**Document passage**
# full command or no?



## pantsmessiah (Aug 16, 2009)

I'm very new to WHFB and only have a minor grasp of the rules/tactics but looking at other lists I don't see a lot of people using full command.

For example with the units I have so far I have 2 units of marauder horsemen and 2 units of chaos knights.

I was looking at having a full command but is that generally considered a waste of points? It seems like having a standard and musician would be helpful since they assist in combat resolution. The only thing I could see leaving out would be the champion since it's basically just paying 20 points for an extra attack.


----------



## Yilmar (Sep 12, 2009)

Generally this is what people think about commands:

Musician are a must in any unit!

Standard bearers are more for units that will be in CC numerous times or for a longer period.
This means any unit except for fast cavalry and shooting units.

Champions are really there to boost up an already kick-ass unit or to accept challenges for heroes.

That's it in a nutshell!


----------



## The Wraithlord (Jan 1, 2007)

**Data listing**
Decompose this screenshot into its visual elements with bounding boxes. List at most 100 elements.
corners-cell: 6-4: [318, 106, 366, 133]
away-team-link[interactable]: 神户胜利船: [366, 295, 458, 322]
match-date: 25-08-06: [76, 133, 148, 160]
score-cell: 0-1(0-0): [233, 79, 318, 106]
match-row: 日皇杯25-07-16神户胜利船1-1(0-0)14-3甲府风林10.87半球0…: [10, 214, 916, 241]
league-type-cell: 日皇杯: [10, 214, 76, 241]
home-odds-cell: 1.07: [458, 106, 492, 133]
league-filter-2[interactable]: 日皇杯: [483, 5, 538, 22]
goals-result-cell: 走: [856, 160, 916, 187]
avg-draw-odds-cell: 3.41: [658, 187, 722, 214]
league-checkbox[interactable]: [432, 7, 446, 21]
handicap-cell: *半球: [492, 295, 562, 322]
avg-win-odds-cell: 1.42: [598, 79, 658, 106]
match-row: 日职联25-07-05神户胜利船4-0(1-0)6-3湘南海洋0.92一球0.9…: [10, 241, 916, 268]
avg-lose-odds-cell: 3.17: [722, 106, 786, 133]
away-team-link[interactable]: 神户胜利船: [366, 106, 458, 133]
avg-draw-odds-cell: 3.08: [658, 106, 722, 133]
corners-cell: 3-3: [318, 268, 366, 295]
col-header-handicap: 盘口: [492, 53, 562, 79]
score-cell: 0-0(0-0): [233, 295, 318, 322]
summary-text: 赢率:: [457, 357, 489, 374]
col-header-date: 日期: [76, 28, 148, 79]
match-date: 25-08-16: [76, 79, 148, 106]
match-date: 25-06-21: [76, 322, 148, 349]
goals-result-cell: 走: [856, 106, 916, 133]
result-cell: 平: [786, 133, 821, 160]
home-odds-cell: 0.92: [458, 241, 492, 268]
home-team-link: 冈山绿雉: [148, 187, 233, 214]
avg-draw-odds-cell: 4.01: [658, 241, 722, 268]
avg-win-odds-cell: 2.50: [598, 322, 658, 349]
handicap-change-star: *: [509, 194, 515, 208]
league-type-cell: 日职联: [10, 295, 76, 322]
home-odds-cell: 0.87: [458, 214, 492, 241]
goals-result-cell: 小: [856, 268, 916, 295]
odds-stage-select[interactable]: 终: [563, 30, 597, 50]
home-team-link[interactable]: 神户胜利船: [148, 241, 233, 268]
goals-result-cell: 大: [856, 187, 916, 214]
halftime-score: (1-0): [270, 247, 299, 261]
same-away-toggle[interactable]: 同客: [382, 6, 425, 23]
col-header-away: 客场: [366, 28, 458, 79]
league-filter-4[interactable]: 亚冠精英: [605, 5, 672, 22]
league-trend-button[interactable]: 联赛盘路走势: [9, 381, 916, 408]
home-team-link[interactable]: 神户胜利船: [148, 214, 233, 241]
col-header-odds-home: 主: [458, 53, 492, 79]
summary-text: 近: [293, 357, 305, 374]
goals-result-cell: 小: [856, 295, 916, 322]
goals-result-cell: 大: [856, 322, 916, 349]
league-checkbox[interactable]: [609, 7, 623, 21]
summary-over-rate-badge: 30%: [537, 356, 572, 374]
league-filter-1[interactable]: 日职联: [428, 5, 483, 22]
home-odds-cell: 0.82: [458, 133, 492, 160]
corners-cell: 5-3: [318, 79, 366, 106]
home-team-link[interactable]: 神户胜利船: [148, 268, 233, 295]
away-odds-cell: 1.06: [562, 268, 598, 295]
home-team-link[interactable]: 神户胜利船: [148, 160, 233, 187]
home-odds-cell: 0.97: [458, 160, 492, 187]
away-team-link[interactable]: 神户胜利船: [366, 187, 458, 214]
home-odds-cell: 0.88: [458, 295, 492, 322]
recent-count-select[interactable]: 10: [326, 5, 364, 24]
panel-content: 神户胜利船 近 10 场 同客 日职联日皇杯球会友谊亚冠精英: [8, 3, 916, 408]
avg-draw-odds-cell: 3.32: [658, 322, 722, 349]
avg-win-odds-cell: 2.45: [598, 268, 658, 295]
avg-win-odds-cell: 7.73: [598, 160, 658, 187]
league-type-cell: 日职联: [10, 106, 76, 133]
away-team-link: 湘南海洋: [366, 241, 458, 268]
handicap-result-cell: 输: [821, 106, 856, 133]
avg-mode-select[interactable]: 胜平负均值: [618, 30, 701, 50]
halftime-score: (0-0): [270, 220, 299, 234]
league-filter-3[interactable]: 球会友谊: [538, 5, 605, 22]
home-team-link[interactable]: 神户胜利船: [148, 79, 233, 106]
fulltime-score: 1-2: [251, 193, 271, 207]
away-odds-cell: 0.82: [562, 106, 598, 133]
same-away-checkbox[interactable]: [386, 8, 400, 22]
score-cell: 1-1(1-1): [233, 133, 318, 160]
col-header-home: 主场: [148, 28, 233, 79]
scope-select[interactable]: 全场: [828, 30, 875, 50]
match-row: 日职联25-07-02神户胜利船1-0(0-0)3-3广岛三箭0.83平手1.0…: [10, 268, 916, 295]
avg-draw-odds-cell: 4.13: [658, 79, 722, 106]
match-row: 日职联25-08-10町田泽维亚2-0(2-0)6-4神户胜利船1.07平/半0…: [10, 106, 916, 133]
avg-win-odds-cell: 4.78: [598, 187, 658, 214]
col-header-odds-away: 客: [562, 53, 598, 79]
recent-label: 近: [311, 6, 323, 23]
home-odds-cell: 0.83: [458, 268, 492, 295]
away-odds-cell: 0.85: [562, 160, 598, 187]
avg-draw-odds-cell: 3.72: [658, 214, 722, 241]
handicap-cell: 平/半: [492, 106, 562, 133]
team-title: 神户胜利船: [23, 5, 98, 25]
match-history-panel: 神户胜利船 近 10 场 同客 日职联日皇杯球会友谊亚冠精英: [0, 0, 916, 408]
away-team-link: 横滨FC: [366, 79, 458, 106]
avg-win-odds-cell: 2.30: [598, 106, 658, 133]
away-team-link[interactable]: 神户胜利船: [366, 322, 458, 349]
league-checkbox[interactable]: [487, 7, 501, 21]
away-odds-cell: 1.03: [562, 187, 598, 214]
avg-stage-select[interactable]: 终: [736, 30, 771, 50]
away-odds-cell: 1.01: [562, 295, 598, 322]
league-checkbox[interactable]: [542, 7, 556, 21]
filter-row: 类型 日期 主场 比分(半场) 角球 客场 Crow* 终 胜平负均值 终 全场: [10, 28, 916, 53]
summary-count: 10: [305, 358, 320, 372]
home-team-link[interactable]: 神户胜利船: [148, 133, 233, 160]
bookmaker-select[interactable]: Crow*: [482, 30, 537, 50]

**Short task A**
In the forum thread on full command, which units are standard bearers said not to be for?
**Short task B**
Quote the stretch of the full command thread from "Musician are a" through "and shooting units.".
The material has nothing to do with the forum thread on full command.

**Exercise output A**
Fast cavalry and shooting units.

**Exercise output B**
Musician are a must in any unit!

Standard bearers are more for units that will be in CC numerous times or for a longer period.
This means any unit except for fast cavalry and shooting units.